* _Task to complete_:
For every line in the data below that contains "image", copy the line.

* _Data to use_:
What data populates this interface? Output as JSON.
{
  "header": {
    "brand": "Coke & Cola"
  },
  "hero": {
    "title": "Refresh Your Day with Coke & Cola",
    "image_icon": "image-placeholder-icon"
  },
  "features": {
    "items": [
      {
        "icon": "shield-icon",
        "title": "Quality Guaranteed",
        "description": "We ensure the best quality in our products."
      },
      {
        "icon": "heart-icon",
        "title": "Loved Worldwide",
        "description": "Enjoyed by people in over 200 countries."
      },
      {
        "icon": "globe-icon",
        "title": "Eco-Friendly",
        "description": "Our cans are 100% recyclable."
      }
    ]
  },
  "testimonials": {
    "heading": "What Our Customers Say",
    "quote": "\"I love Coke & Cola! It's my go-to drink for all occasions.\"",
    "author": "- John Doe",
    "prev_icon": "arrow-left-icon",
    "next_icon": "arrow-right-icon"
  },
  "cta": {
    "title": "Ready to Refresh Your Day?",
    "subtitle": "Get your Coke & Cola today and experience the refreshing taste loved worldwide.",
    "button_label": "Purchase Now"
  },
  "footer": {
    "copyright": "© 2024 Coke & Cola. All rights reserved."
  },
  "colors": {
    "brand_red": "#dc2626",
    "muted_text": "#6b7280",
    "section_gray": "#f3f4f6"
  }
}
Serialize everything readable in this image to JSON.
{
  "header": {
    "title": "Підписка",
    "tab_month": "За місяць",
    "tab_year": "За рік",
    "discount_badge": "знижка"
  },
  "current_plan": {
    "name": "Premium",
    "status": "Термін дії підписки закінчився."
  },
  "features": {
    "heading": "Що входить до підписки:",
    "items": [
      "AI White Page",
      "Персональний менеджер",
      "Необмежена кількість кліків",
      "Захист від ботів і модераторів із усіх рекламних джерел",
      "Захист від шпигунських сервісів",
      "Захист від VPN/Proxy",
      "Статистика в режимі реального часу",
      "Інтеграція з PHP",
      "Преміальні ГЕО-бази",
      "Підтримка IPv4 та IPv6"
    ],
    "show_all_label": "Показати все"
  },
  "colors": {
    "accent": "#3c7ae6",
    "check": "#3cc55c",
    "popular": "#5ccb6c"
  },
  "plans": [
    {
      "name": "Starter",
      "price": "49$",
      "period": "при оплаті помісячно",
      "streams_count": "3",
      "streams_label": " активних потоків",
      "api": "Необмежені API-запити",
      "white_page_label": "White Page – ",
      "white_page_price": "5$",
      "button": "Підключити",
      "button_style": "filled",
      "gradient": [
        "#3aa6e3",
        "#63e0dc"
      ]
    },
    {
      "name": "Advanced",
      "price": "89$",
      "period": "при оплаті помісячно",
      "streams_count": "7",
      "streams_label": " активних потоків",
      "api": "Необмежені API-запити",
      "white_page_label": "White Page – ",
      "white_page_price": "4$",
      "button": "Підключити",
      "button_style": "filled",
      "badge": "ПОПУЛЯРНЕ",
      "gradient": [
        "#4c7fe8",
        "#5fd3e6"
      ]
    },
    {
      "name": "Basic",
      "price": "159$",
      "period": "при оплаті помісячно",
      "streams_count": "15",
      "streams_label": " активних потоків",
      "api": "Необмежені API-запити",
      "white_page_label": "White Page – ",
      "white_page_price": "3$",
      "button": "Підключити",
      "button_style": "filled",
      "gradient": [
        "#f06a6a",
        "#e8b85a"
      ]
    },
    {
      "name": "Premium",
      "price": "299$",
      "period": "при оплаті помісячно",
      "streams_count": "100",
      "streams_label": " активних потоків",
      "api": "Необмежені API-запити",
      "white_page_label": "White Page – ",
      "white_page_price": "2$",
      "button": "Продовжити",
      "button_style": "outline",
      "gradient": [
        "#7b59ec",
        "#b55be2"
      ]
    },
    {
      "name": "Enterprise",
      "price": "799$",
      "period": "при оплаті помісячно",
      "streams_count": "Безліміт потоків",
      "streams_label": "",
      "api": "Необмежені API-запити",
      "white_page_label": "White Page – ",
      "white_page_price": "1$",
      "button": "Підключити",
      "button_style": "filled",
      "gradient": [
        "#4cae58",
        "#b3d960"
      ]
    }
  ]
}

* _Complete response_:
    "image_icon": "image-placeholder-icon"
Serialize everything readable in this image to JSON.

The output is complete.